**REQUEST:** Find the string "heading" in the listing and report every line that has it.

■ ■ ■ ■

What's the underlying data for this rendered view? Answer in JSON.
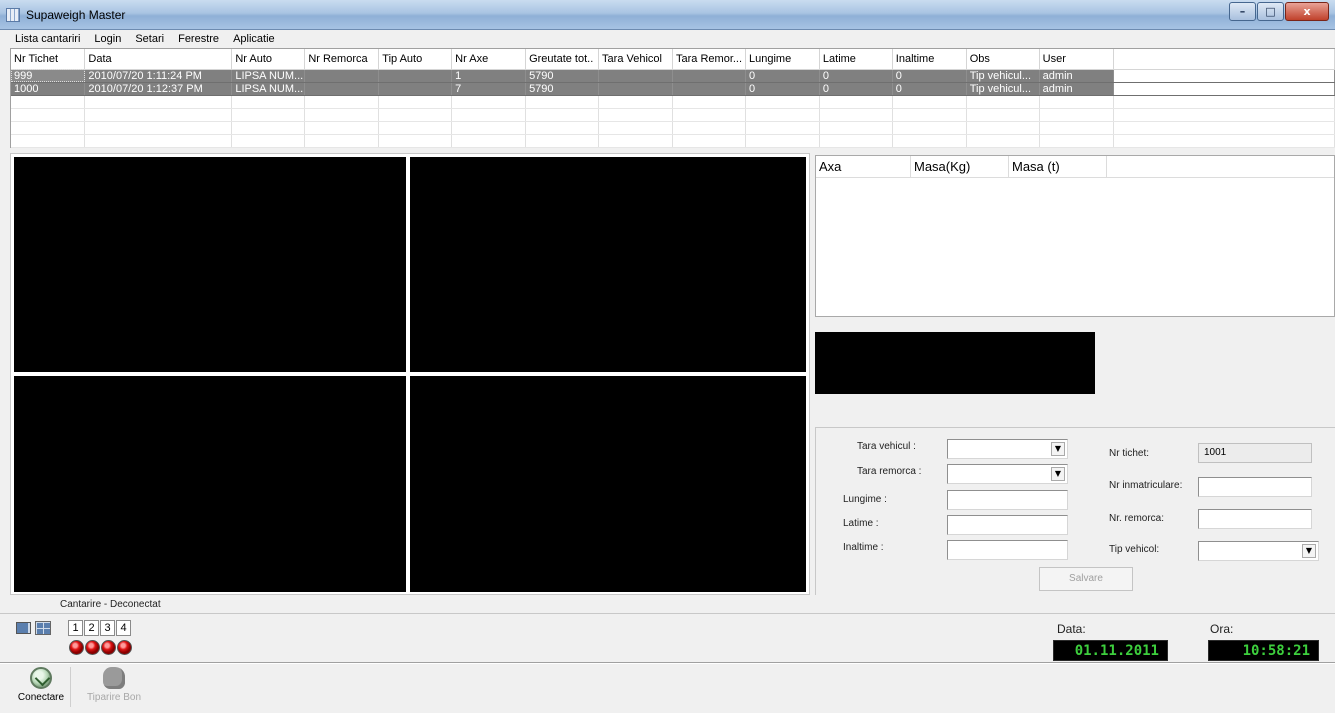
{
  "window": {
    "title": "Supaweigh Master",
    "minimize": "–",
    "maximize": "□",
    "close": "x"
  },
  "menu": [
    "Lista cantariri",
    "Login",
    "Setari",
    "Ferestre",
    "Aplicatie"
  ],
  "grid": {
    "columns": [
      "Nr Tichet",
      "Data",
      "Nr Auto",
      "Nr Remorca",
      "Tip Auto",
      "Nr Axe",
      "Greutate tot..",
      "Tara Vehicol",
      "Tara Remor...",
      "Lungime",
      "Latime",
      "Inaltime",
      "Obs",
      "User"
    ],
    "rows": [
      [
        "999",
        "2010/07/20 1:11:24 PM",
        "LIPSA NUM...",
        "",
        "",
        "1",
        "5790",
        "",
        "",
        "0",
        "0",
        "0",
        "Tip vehicul...",
        "admin"
      ],
      [
        "1000",
        "2010/07/20 1:12:37 PM",
        "LIPSA NUM...",
        "",
        "",
        "7",
        "5790",
        "",
        "",
        "0",
        "0",
        "0",
        "Tip vehicul...",
        "admin"
      ]
    ]
  },
  "axles": {
    "columns": [
      "Axa",
      "Masa(Kg)",
      "Masa (t)"
    ]
  },
  "form": {
    "tara_vehicul_label": "Tara vehicul :",
    "tara_remorca_label": "Tara remorca :",
    "lungime_label": "Lungime :",
    "latime_label": "Latime :",
    "inaltime_label": "Inaltime :",
    "nr_tichet_label": "Nr tichet:",
    "nr_tichet_value": "1001",
    "nr_inmatriculare_label": "Nr inmatriculare:",
    "nr_remorca_label": "Nr. remorca:",
    "tip_vehicul_label": "Tip vehicol:",
    "save_label": "Salvare"
  },
  "status": {
    "connection": "Cantarire - Deconectat"
  },
  "cameras": {
    "numbers": [
      "1",
      "2",
      "3",
      "4"
    ]
  },
  "clock": {
    "date_label": "Data:",
    "date_value": "01.11.2011",
    "time_label": "Ora:",
    "time_value": "10:58:21"
  },
  "toolbar": {
    "connect_label": "Conectare",
    "print_label": "Tiparire Bon"
  },
  "colors": {
    "led_red": "#e01414",
    "clock_green": "#3dcf3d",
    "selected_row": "#808080"
  }
}
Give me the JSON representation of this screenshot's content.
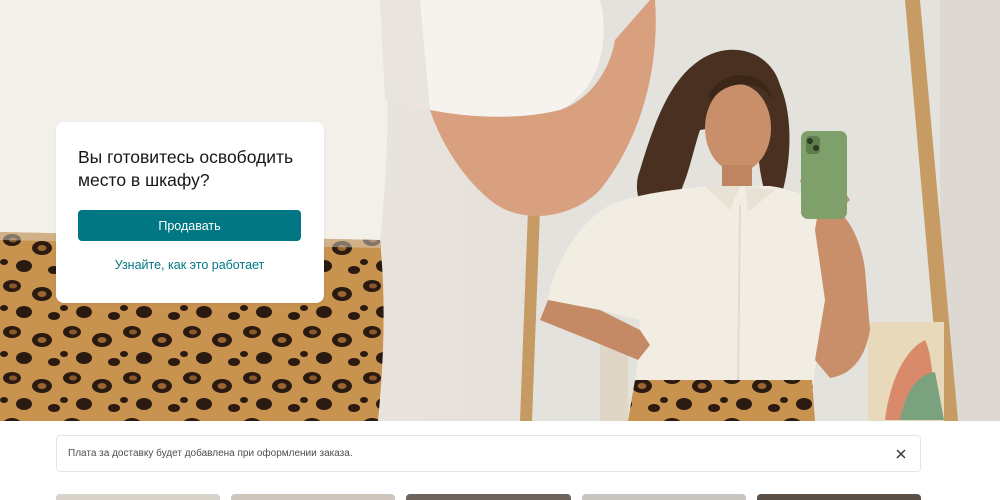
{
  "hero": {
    "title": "Вы готовитесь освободить место в шкафу?",
    "sell_button_label": "Продавать",
    "how_it_works_link": "Узнайте, как это работает"
  },
  "notice": {
    "text": "Плата за доставку будет добавлена при оформлении заказа.",
    "close_icon": "close-icon"
  },
  "colors": {
    "accent": "#007782",
    "notice_border": "#e5e5e5"
  },
  "thumbnails": [
    {
      "color": "#d7d3cb"
    },
    {
      "color": "#cfc6bd"
    },
    {
      "color": "#6d655d"
    },
    {
      "color": "#c9c6c2"
    },
    {
      "color": "#5a5048"
    }
  ]
}
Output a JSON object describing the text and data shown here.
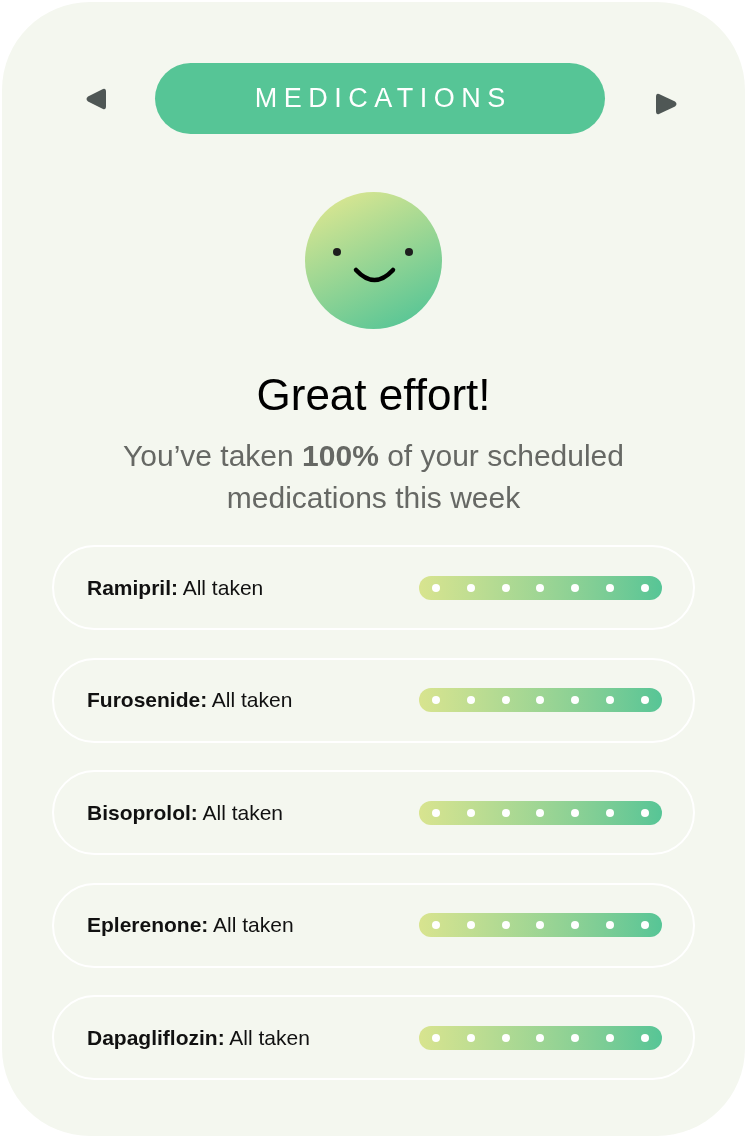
{
  "header": {
    "title": "MEDICATIONS"
  },
  "summary": {
    "heading": "Great effort!",
    "message": "You’ve taken **100%** of your scheduled medications this week"
  },
  "medications": [
    {
      "label": "**Ramipril:** All taken",
      "days": [
        {
          "taken": true
        },
        {
          "taken": true
        },
        {
          "taken": true
        },
        {
          "taken": true
        },
        {
          "taken": true
        },
        {
          "taken": true
        },
        {
          "taken": true
        }
      ]
    },
    {
      "label": "**Furosenide:** All taken",
      "days": [
        {
          "taken": true
        },
        {
          "taken": true
        },
        {
          "taken": true
        },
        {
          "taken": true
        },
        {
          "taken": true
        },
        {
          "taken": true
        },
        {
          "taken": true
        }
      ]
    },
    {
      "label": "**Bisoprolol:** All taken",
      "days": [
        {
          "taken": true
        },
        {
          "taken": true
        },
        {
          "taken": true
        },
        {
          "taken": true
        },
        {
          "taken": true
        },
        {
          "taken": true
        },
        {
          "taken": true
        }
      ]
    },
    {
      "label": "**Eplerenone:** All taken",
      "days": [
        {
          "taken": true
        },
        {
          "taken": true
        },
        {
          "taken": true
        },
        {
          "taken": true
        },
        {
          "taken": true
        },
        {
          "taken": true
        },
        {
          "taken": true
        }
      ]
    },
    {
      "label": "**Dapagliflozin:** All taken",
      "days": [
        {
          "taken": true
        },
        {
          "taken": true
        },
        {
          "taken": true
        },
        {
          "taken": true
        },
        {
          "taken": true
        },
        {
          "taken": true
        },
        {
          "taken": true
        }
      ]
    }
  ]
}
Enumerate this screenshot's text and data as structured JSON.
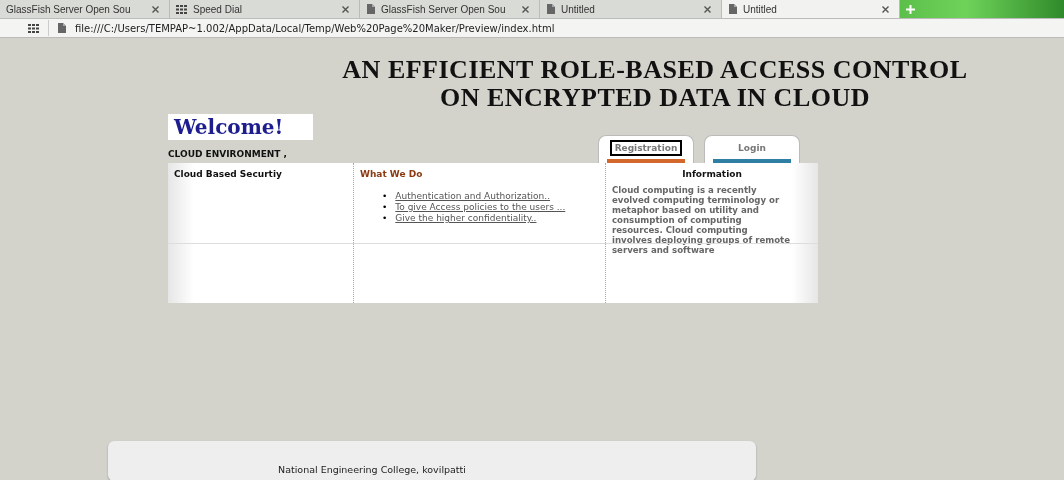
{
  "browser": {
    "tabs": [
      {
        "label": "GlassFish Server Open Sou",
        "kind": "plain",
        "selected": false
      },
      {
        "label": "Speed Dial",
        "kind": "dial",
        "selected": false
      },
      {
        "label": "GlassFish Server Open Sou",
        "kind": "page",
        "selected": false
      },
      {
        "label": "Untitled",
        "kind": "page",
        "selected": false
      },
      {
        "label": "Untitled",
        "kind": "page",
        "selected": true
      }
    ],
    "address": "file:///C:/Users/TEMPAP~1.002/AppData/Local/Temp/Web%20Page%20Maker/Preview/index.html"
  },
  "page": {
    "title_lines": [
      "AN EFFICIENT ROLE-BASED ACCESS CONTROL",
      "ON ENCRYPTED DATA IN CLOUD"
    ],
    "welcome": "Welcome!",
    "subtitle": "CLOUD ENVIRONMENT ,",
    "nav_tabs": [
      {
        "label": "Registration",
        "selected": true
      },
      {
        "label": "Login",
        "selected": false
      }
    ],
    "columns": [
      {
        "heading": "Cloud Based Securtiy"
      },
      {
        "heading": "What We Do",
        "links": [
          {
            "bullet": "•",
            "text": "Authentication and Authorization.."
          },
          {
            "bullet": "•",
            "text": "To give Access policies to the users ..."
          },
          {
            "bullet": "•",
            "text": "Give the higher confidentiality.."
          }
        ]
      },
      {
        "heading": "Information",
        "text": "Cloud computing is a recently evolved computing terminology or metaphor based on utility and consumption of computing resources. Cloud computing involves deploying groups of remote servers and software"
      }
    ],
    "footer": "National Engineering College, kovilpatti"
  }
}
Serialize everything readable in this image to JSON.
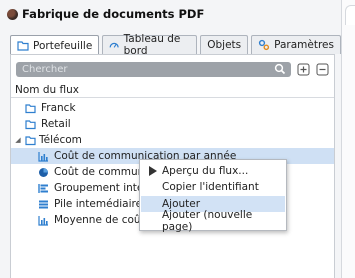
{
  "app": {
    "title": "Fabrique de documents PDF"
  },
  "tabs": [
    {
      "label": "Portefeuille",
      "active": true,
      "icon": "folder-icon"
    },
    {
      "label": "Tableau de bord",
      "active": false,
      "icon": "gauge-icon"
    },
    {
      "label": "Objets",
      "active": false,
      "icon": ""
    },
    {
      "label": "Paramètres",
      "active": false,
      "icon": "gears-icon"
    }
  ],
  "search": {
    "placeholder": "Chercher",
    "value": ""
  },
  "list": {
    "column_header": "Nom du flux",
    "items": [
      {
        "label": "Franck",
        "icon": "folder-icon",
        "indent": 1
      },
      {
        "label": "Retail",
        "icon": "folder-icon",
        "indent": 1
      },
      {
        "label": "Télécom",
        "icon": "folder-icon",
        "indent": 0,
        "expanded": true
      },
      {
        "label": "Coût de communication par année",
        "icon": "bar-chart-icon",
        "indent": 2,
        "selected": true
      },
      {
        "label": "Coût de communic",
        "icon": "pie-chart-icon",
        "indent": 2
      },
      {
        "label": "Groupement intelli",
        "icon": "grouping-icon",
        "indent": 2
      },
      {
        "label": "Pile intemédiaire",
        "icon": "stack-icon",
        "indent": 2
      },
      {
        "label": "Moyenne de coût a",
        "icon": "bar-chart-icon",
        "indent": 2
      }
    ]
  },
  "context_menu": {
    "items": [
      {
        "label": "Aperçu du flux...",
        "highlighted": false
      },
      {
        "label": "Copier l'identifiant",
        "highlighted": false
      },
      {
        "label": "Ajouter",
        "highlighted": true
      },
      {
        "label": "Ajouter (nouvelle page)",
        "highlighted": false
      }
    ]
  },
  "colors": {
    "selection": "#cfe0f4",
    "menu_highlight": "#d2e2f5",
    "icon_blue": "#2f7fcf",
    "search_bg": "#9da2a8"
  }
}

■ ■ ■ ■

**RESULT OF THIS EXERCISE:**
    "heading": "Great effort!",
        "heading": "Cloud Based Securtiy"
        "heading": "What We Do",
        "heading": "Information",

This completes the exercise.